Go through the listing below and list every line with "在以上所有场次内".
— BEGIN Material shown —
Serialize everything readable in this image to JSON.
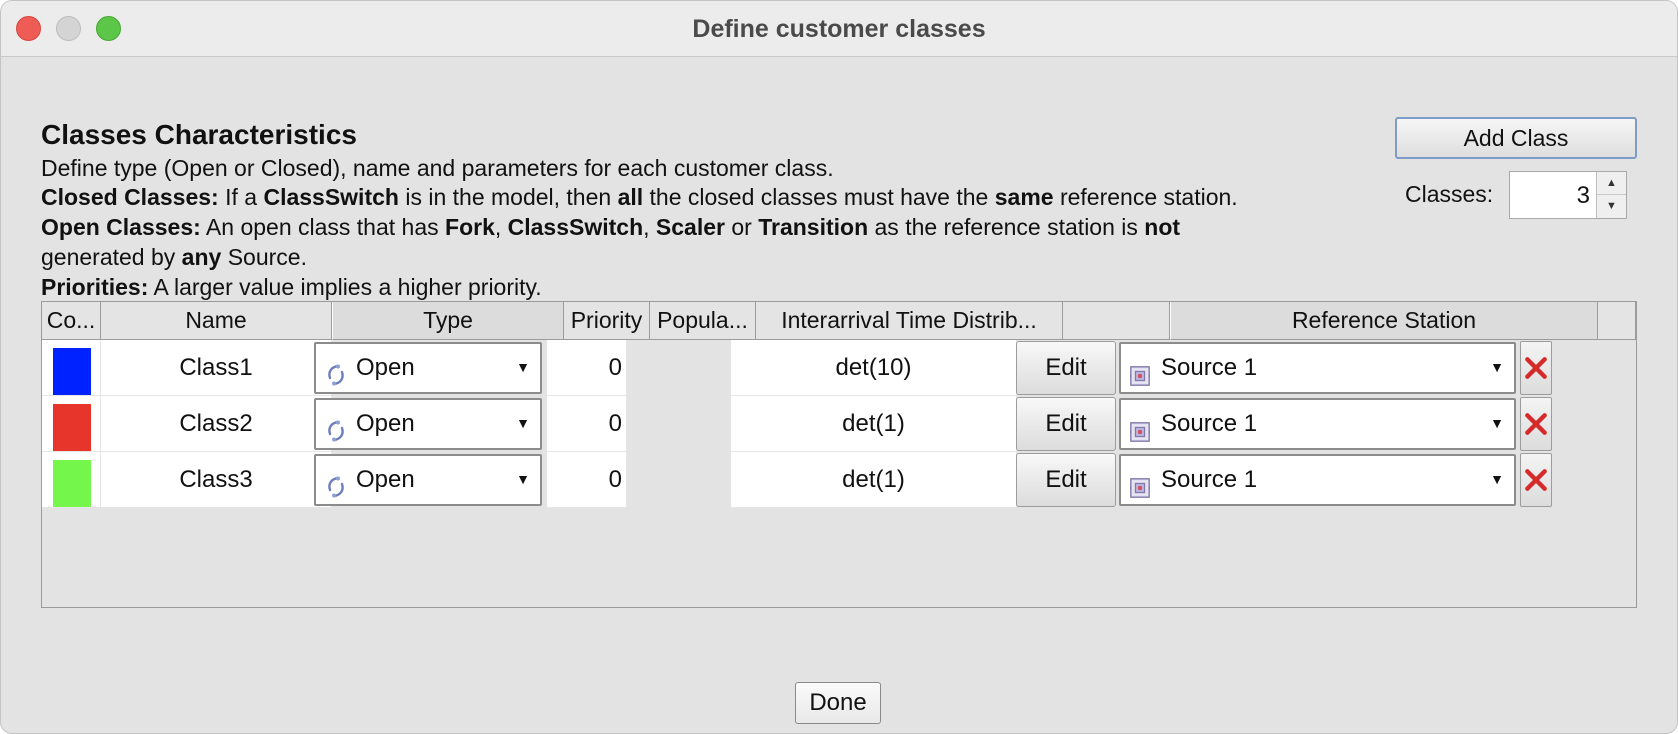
{
  "window": {
    "title": "Define customer classes"
  },
  "panel": {
    "heading": "Classes Characteristics",
    "line1": "Define type (Open or Closed), name and parameters for each customer class.",
    "line2": {
      "b1": "Closed Classes:",
      "t1": " If a ",
      "b2": "ClassSwitch",
      "t2": " is in the model, then ",
      "b3": "all",
      "t3": " the closed classes must have the ",
      "b4": "same",
      "t4": " reference station."
    },
    "line3": {
      "b1": "Open Classes:",
      "t1": " An open class that has ",
      "b2": "Fork",
      "t2": ", ",
      "b3": "ClassSwitch",
      "t3": ", ",
      "b4": "Scaler",
      "t4": " or ",
      "b5": "Transition",
      "t5": " as the reference station is ",
      "b6": "not"
    },
    "line4": {
      "t1": "generated by ",
      "b1": "any",
      "t2": " Source."
    },
    "line5": {
      "b1": "Priorities:",
      "t1": " A larger value implies a higher priority."
    }
  },
  "controls": {
    "add_class_label": "Add Class",
    "classes_label": "Classes:",
    "classes_count": "3",
    "done_label": "Done"
  },
  "table": {
    "headers": {
      "color": "Co...",
      "name": "Name",
      "type": "Type",
      "priority": "Priority",
      "population": "Popula...",
      "distribution": "Interarrival Time Distrib...",
      "edit": "",
      "reference": "Reference Station",
      "delete": ""
    },
    "rows": [
      {
        "color": "#0022ff",
        "name": "Class1",
        "type": "Open",
        "priority": "0",
        "population": "",
        "distribution": "det(10)",
        "edit_label": "Edit",
        "reference": "Source 1"
      },
      {
        "color": "#e8352b",
        "name": "Class2",
        "type": "Open",
        "priority": "0",
        "population": "",
        "distribution": "det(1)",
        "edit_label": "Edit",
        "reference": "Source 1"
      },
      {
        "color": "#74f74a",
        "name": "Class3",
        "type": "Open",
        "priority": "0",
        "population": "",
        "distribution": "det(1)",
        "edit_label": "Edit",
        "reference": "Source 1"
      }
    ]
  },
  "icons": {
    "open_type": "open-class-icon",
    "source": "source-station-icon",
    "delete": "delete-x-icon",
    "dropdown": "chevron-down-icon"
  }
}
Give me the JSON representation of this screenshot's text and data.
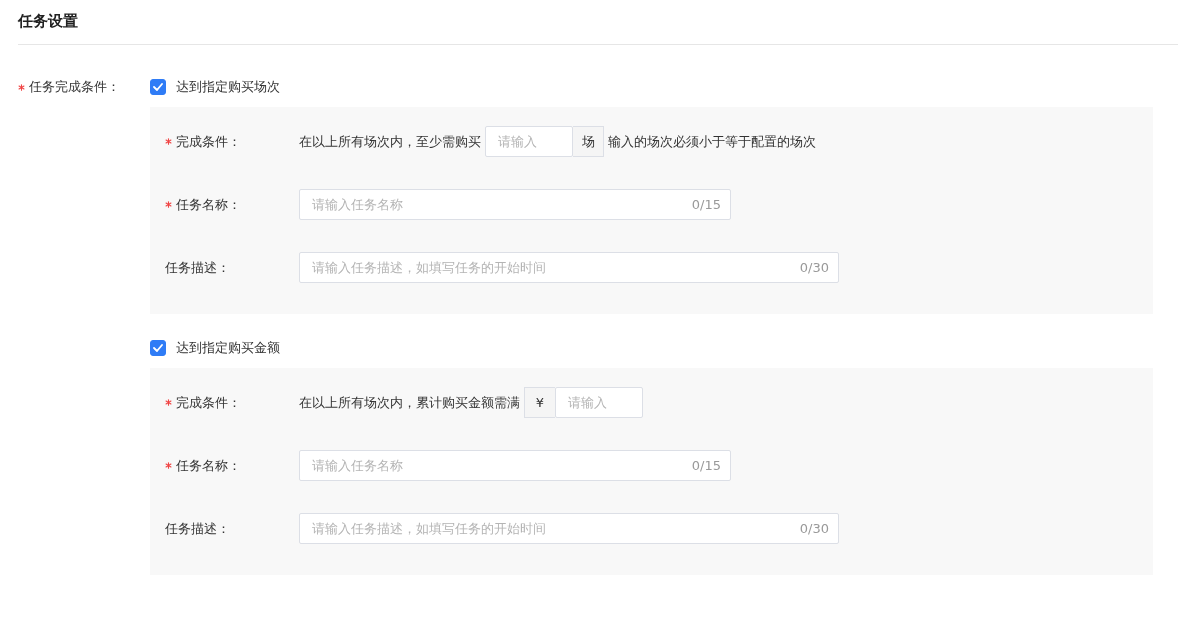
{
  "section_title": "任务设置",
  "field": {
    "label": "任务完成条件：",
    "required": true
  },
  "options": [
    {
      "label": "达到指定购买场次",
      "checked": true,
      "rows": [
        {
          "kind": "condition",
          "label": "完成条件：",
          "required": true,
          "text_before": "在以上所有场次内，至少需购买",
          "input_group": [
            {
              "kind": "input",
              "placeholder": "请输入"
            },
            {
              "kind": "addon",
              "text": "场"
            }
          ],
          "text_after": "输入的场次必须小于等于配置的场次"
        },
        {
          "kind": "name",
          "label": "任务名称：",
          "required": true,
          "placeholder": "请输入任务名称",
          "counter": "0/15"
        },
        {
          "kind": "description",
          "label": "任务描述：",
          "required": false,
          "placeholder": "请输入任务描述，如填写任务的开始时间",
          "counter": "0/30"
        }
      ]
    },
    {
      "label": "达到指定购买金额",
      "checked": true,
      "rows": [
        {
          "kind": "condition",
          "label": "完成条件：",
          "required": true,
          "text_before": "在以上所有场次内，累计购买金额需满",
          "input_group": [
            {
              "kind": "addon",
              "text": "¥"
            },
            {
              "kind": "input",
              "placeholder": "请输入"
            }
          ]
        },
        {
          "kind": "name",
          "label": "任务名称：",
          "required": true,
          "placeholder": "请输入任务名称",
          "counter": "0/15"
        },
        {
          "kind": "description",
          "label": "任务描述：",
          "required": false,
          "placeholder": "请输入任务描述，如填写任务的开始时间",
          "counter": "0/30"
        }
      ]
    }
  ]
}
— END Material shown —
__Result__.
          "text_before": "在以上所有场次内，至少需购买",
          "text_before": "在以上所有场次内，累计购买金额需满",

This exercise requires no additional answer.